Work instructions:
Where a line contains the word "profit", copy that line.

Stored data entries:
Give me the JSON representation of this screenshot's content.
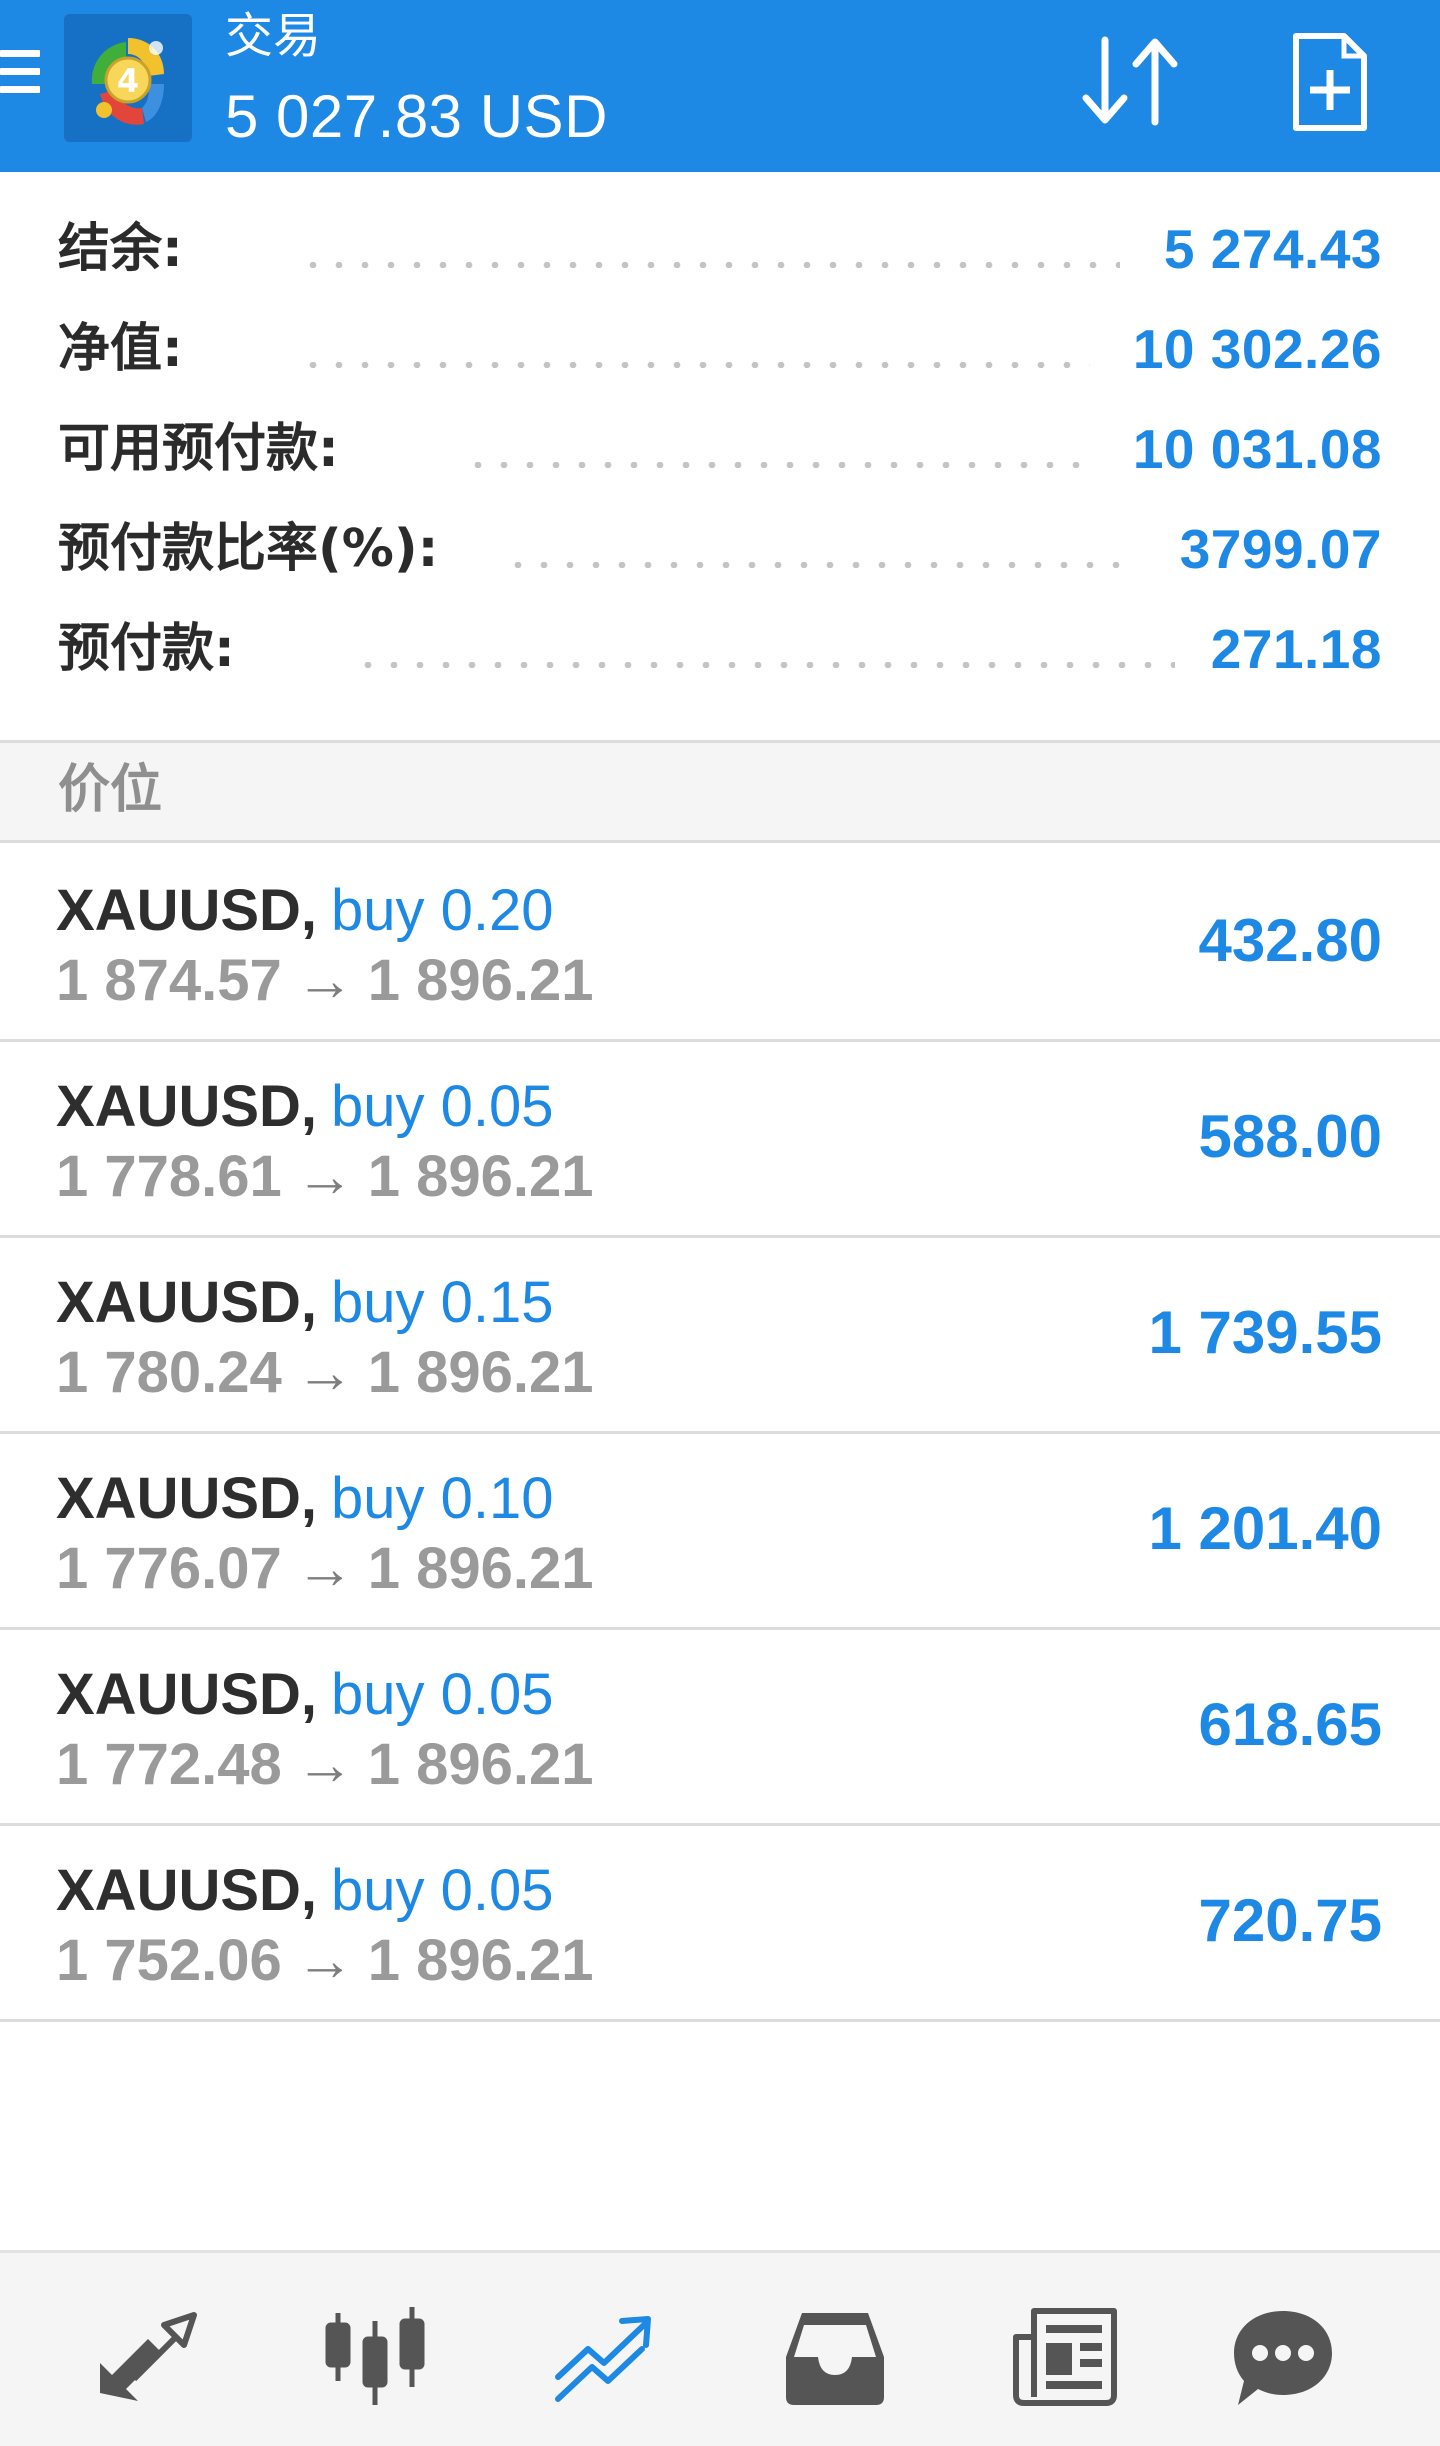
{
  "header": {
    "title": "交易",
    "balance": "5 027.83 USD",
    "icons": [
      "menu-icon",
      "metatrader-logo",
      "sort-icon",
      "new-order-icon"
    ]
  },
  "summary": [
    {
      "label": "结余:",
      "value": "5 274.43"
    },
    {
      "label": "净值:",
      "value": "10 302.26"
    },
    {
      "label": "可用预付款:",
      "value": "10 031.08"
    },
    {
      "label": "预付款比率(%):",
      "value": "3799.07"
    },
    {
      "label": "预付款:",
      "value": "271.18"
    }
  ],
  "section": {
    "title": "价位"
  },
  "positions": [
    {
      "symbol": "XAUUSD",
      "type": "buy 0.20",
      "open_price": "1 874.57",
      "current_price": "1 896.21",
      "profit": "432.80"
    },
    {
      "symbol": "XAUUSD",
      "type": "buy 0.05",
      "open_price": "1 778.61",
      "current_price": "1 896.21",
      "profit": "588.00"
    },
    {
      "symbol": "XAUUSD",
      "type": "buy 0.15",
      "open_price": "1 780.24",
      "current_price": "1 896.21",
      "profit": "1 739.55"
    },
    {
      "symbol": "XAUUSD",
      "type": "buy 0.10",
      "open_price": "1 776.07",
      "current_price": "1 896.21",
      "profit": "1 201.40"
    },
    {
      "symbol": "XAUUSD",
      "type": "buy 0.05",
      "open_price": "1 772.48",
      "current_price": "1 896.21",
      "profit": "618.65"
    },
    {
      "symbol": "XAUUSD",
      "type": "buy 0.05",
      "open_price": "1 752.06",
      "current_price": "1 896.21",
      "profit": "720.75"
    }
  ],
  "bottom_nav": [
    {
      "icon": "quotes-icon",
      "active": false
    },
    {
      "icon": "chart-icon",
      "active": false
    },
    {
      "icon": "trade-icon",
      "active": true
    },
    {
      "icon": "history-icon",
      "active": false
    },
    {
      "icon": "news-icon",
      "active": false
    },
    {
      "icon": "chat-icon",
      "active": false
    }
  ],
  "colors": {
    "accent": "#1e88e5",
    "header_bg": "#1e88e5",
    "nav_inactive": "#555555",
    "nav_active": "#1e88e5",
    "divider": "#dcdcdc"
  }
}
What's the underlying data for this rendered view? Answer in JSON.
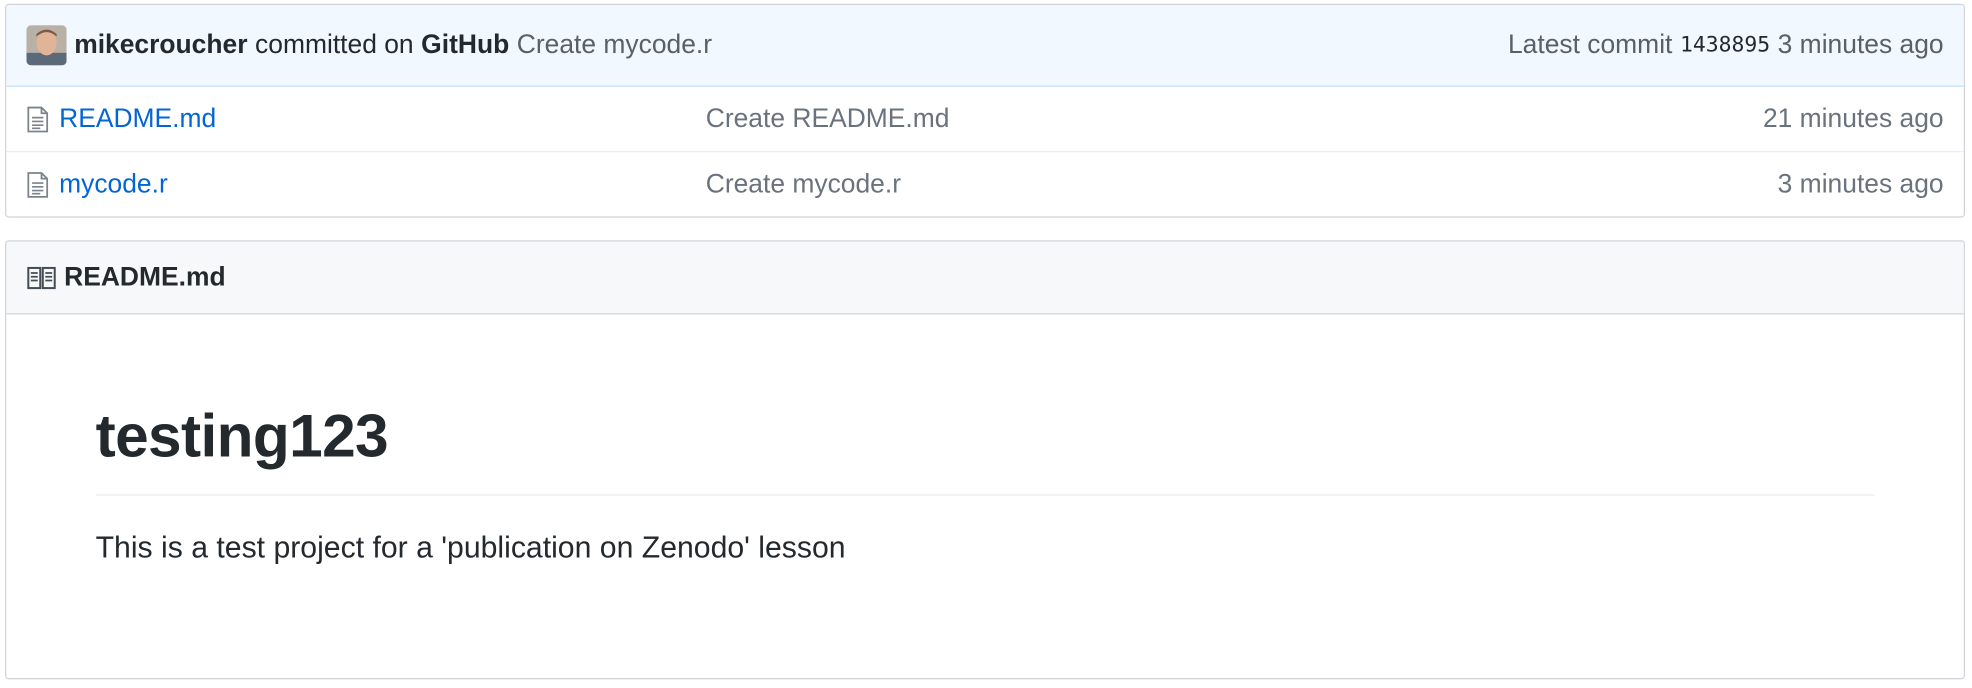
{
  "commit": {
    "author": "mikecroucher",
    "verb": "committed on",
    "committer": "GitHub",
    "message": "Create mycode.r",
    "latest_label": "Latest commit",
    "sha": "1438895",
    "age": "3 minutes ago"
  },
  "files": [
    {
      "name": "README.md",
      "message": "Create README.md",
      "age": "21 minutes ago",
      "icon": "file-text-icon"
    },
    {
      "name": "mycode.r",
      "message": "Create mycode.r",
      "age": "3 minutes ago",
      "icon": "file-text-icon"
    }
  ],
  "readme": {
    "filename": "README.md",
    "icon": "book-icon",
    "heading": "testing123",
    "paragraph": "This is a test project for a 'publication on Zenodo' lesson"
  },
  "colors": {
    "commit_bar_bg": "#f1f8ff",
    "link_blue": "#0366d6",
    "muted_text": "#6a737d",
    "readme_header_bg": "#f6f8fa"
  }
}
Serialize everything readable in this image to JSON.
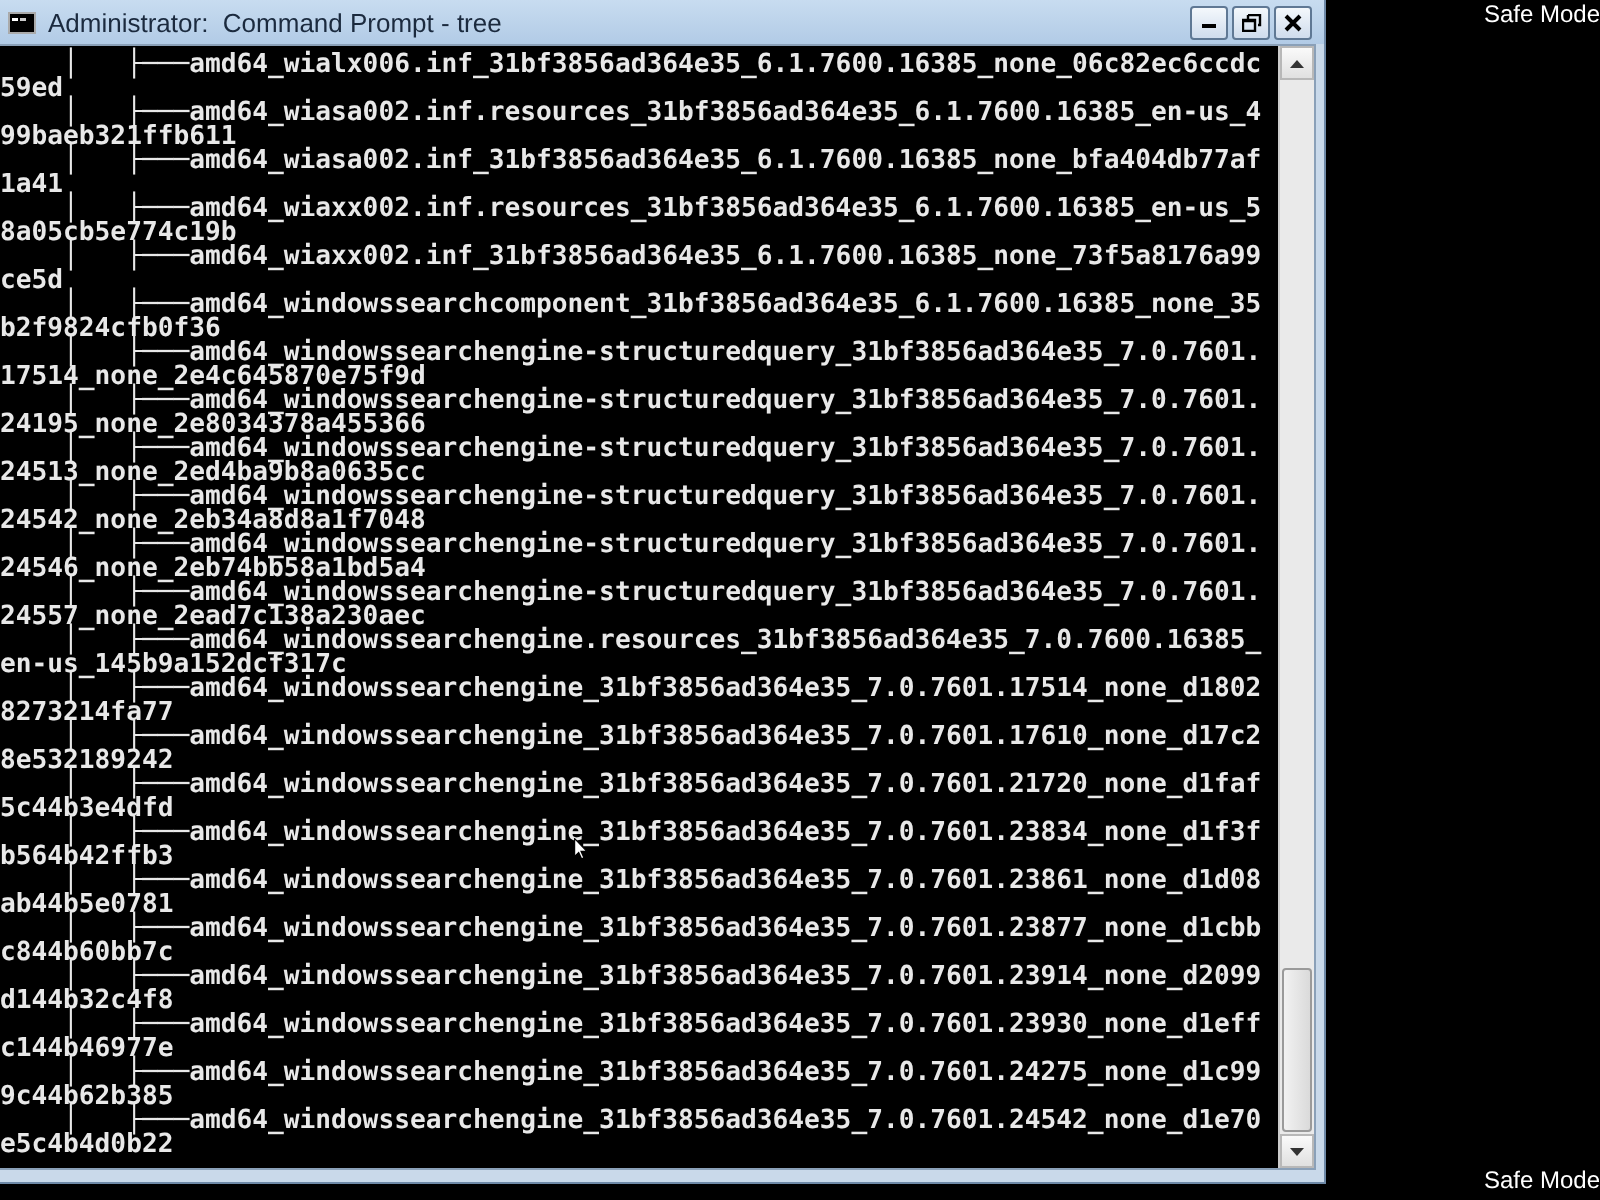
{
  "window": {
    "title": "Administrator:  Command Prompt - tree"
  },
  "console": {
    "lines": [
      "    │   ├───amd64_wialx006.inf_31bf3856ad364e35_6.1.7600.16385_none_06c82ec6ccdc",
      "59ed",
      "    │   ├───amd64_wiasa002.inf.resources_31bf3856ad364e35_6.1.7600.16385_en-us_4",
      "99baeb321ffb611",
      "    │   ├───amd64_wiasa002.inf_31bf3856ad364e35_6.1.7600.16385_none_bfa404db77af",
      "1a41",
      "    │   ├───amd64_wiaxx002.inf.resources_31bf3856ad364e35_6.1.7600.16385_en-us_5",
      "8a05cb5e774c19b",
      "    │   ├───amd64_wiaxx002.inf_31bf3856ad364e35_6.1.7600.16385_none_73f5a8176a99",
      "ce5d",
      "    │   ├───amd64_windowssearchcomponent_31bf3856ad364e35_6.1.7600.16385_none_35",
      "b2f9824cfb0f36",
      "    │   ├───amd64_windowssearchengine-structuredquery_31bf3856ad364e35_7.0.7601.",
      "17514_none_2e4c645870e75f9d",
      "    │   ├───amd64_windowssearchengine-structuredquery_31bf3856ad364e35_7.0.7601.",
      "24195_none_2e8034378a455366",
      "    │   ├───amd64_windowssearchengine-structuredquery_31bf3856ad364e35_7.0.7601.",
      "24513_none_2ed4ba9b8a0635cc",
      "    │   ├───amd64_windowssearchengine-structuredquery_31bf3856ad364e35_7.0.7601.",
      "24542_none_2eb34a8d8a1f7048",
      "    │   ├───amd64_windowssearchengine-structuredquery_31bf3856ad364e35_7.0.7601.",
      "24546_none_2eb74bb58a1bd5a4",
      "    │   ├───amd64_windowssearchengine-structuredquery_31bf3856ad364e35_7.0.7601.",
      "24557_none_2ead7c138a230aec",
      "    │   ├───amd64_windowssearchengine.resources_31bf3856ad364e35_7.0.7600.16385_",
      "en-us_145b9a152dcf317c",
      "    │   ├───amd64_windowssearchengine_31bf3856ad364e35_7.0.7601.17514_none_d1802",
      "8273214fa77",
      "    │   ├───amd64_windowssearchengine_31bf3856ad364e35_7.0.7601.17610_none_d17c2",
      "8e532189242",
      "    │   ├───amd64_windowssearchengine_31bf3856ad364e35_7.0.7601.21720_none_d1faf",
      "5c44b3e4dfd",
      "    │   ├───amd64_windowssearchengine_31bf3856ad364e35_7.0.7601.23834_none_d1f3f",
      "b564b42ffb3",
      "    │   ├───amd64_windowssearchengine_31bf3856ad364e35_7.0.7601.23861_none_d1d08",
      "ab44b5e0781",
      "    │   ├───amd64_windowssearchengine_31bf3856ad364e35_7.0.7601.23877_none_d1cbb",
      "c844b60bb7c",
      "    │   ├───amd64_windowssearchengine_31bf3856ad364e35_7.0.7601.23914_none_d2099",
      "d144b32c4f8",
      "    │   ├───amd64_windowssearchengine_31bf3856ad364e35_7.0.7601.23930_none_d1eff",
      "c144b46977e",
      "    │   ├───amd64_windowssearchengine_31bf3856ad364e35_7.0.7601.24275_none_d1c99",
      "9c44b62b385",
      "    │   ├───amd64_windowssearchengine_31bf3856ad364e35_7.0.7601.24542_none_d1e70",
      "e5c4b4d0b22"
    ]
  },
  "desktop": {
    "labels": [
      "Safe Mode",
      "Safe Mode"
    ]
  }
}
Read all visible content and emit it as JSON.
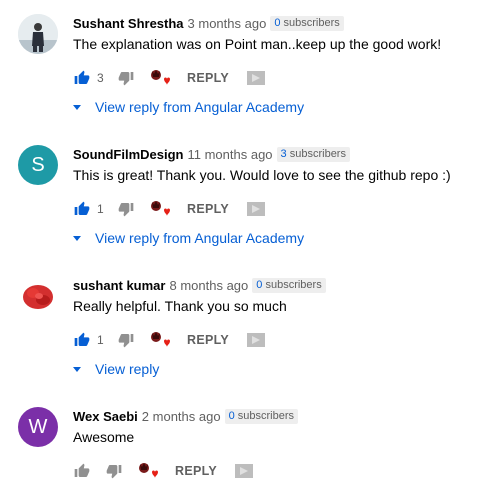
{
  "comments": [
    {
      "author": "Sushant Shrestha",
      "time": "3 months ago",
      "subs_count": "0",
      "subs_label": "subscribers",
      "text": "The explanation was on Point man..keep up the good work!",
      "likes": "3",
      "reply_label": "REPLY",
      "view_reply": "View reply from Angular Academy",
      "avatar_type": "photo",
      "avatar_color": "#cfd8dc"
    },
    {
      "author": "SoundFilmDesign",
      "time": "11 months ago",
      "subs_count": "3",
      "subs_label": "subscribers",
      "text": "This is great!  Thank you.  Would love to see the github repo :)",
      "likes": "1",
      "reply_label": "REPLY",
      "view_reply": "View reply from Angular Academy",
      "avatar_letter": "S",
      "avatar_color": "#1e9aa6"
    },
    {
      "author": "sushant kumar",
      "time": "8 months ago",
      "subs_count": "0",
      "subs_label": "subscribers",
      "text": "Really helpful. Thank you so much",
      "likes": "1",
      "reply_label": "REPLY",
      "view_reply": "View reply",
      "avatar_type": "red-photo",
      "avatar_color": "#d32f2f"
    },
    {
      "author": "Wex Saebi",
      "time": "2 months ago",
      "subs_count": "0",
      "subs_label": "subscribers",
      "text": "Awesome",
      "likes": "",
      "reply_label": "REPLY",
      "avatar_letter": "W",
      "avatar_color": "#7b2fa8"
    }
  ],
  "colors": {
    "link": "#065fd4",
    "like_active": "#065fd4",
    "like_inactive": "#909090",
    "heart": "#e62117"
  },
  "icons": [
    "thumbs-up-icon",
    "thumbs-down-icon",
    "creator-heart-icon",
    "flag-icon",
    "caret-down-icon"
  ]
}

Written response:
      "profit": "432.80"
      "profit": "588.00"
      "profit": "1 739.55"
      "profit": "1 201.40"
      "profit": "618.65"
      "profit": "720.75"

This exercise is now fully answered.